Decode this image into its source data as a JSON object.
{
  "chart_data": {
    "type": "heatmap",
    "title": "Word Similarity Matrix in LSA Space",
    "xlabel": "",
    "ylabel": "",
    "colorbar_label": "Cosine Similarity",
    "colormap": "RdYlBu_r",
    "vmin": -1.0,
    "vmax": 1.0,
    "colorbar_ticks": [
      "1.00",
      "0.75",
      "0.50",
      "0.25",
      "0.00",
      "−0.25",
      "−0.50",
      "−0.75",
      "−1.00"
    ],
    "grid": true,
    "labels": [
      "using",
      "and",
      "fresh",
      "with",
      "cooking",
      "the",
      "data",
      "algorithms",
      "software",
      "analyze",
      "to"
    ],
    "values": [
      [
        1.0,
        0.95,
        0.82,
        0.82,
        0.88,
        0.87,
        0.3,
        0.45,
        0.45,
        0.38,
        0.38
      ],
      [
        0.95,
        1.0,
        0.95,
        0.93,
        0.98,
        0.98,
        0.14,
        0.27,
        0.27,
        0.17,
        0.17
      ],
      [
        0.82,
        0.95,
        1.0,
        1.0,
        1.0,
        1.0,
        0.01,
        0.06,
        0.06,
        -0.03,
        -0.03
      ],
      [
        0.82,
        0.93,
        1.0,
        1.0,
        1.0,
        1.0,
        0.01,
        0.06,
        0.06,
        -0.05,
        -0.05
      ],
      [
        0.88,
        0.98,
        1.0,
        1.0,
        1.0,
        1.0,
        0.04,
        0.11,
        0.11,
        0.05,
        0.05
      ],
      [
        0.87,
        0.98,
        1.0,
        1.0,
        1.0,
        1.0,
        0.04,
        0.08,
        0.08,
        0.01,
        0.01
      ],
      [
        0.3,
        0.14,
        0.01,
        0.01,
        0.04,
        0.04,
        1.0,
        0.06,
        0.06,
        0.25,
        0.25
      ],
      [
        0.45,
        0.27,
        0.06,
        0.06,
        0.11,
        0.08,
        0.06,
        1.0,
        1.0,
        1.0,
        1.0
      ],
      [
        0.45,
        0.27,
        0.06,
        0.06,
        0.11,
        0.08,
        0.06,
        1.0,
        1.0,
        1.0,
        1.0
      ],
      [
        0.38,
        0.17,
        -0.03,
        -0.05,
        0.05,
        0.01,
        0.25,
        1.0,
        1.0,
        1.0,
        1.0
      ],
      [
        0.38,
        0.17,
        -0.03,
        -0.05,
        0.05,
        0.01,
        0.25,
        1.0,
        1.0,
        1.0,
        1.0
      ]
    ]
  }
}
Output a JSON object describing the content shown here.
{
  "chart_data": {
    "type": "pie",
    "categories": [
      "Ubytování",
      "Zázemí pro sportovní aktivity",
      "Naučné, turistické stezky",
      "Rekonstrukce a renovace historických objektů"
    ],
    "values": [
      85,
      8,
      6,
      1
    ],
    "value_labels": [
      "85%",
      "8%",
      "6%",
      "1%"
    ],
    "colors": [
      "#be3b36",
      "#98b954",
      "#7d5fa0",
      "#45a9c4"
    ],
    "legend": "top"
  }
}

◆ **Exercise details**
Above are some records; repeat all of them exactly.

◆ **Solution for this exercise**
Decode this image into its source data as a JSON object.
{
  "chart_data": {
    "type": "heatmap",
    "title": "Word Similarity Matrix in LSA Space",
    "xlabel": "",
    "ylabel": "",
    "colorbar_label": "Cosine Similarity",
    "colormap": "RdYlBu_r",
    "vmin": -1.0,
    "vmax": 1.0,
    "colorbar_ticks": [
      "1.00",
      "0.75",
      "0.50",
      "0.25",
      "0.00",
      "−0.25",
      "−0.50",
      "−0.75",
      "−1.00"
    ],
    "grid": true,
    "labels": [
      "using",
      "and",
      "fresh",
      "with",
      "cooking",
      "the",
      "data",
      "algorithms",
      "software",
      "analyze",
      "to"
    ],
    "values": [
      [
        1.0,
        0.95,
        0.82,
        0.82,
        0.88,
        0.87,
        0.3,
        0.45,
        0.45,
        0.38,
        0.38
      ],
      [
        0.95,
        1.0,
        0.95,
        0.93,
        0.98,
        0.98,
        0.14,
        0.27,
        0.27,
        0.17,
        0.17
      ],
      [
        0.82,
        0.95,
        1.0,
        1.0,
        1.0,
        1.0,
        0.01,
        0.06,
        0.06,
        -0.03,
        -0.03
      ],
      [
        0.82,
        0.93,
        1.0,
        1.0,
        1.0,
        1.0,
        0.01,
        0.06,
        0.06,
        -0.05,
        -0.05
      ],
      [
        0.88,
        0.98,
        1.0,
        1.0,
        1.0,
        1.0,
        0.04,
        0.11,
        0.11,
        0.05,
        0.05
      ],
      [
        0.87,
        0.98,
        1.0,
        1.0,
        1.0,
        1.0,
        0.04,
        0.08,
        0.08,
        0.01,
        0.01
      ],
      [
        0.3,
        0.14,
        0.01,
        0.01,
        0.04,
        0.04,
        1.0,
        0.06,
        0.06,
        0.25,
        0.25
      ],
      [
        0.45,
        0.27,
        0.06,
        0.06,
        0.11,
        0.08,
        0.06,
        1.0,
        1.0,
        1.0,
        1.0
      ],
      [
        0.45,
        0.27,
        0.06,
        0.06,
        0.11,
        0.08,
        0.06,
        1.0,
        1.0,
        1.0,
        1.0
      ],
      [
        0.38,
        0.17,
        -0.03,
        -0.05,
        0.05,
        0.01,
        0.25,
        1.0,
        1.0,
        1.0,
        1.0
      ],
      [
        0.38,
        0.17,
        -0.03,
        -0.05,
        0.05,
        0.01,
        0.25,
        1.0,
        1.0,
        1.0,
        1.0
      ]
    ]
  }
}
Output a JSON object describing the content shown here.
{
  "chart_data": {
    "type": "pie",
    "categories": [
      "Ubytování",
      "Zázemí pro sportovní aktivity",
      "Naučné, turistické stezky",
      "Rekonstrukce a renovace historických objektů"
    ],
    "values": [
      85,
      8,
      6,
      1
    ],
    "value_labels": [
      "85%",
      "8%",
      "6%",
      "1%"
    ],
    "colors": [
      "#be3b36",
      "#98b954",
      "#7d5fa0",
      "#45a9c4"
    ],
    "legend": "top"
  }
}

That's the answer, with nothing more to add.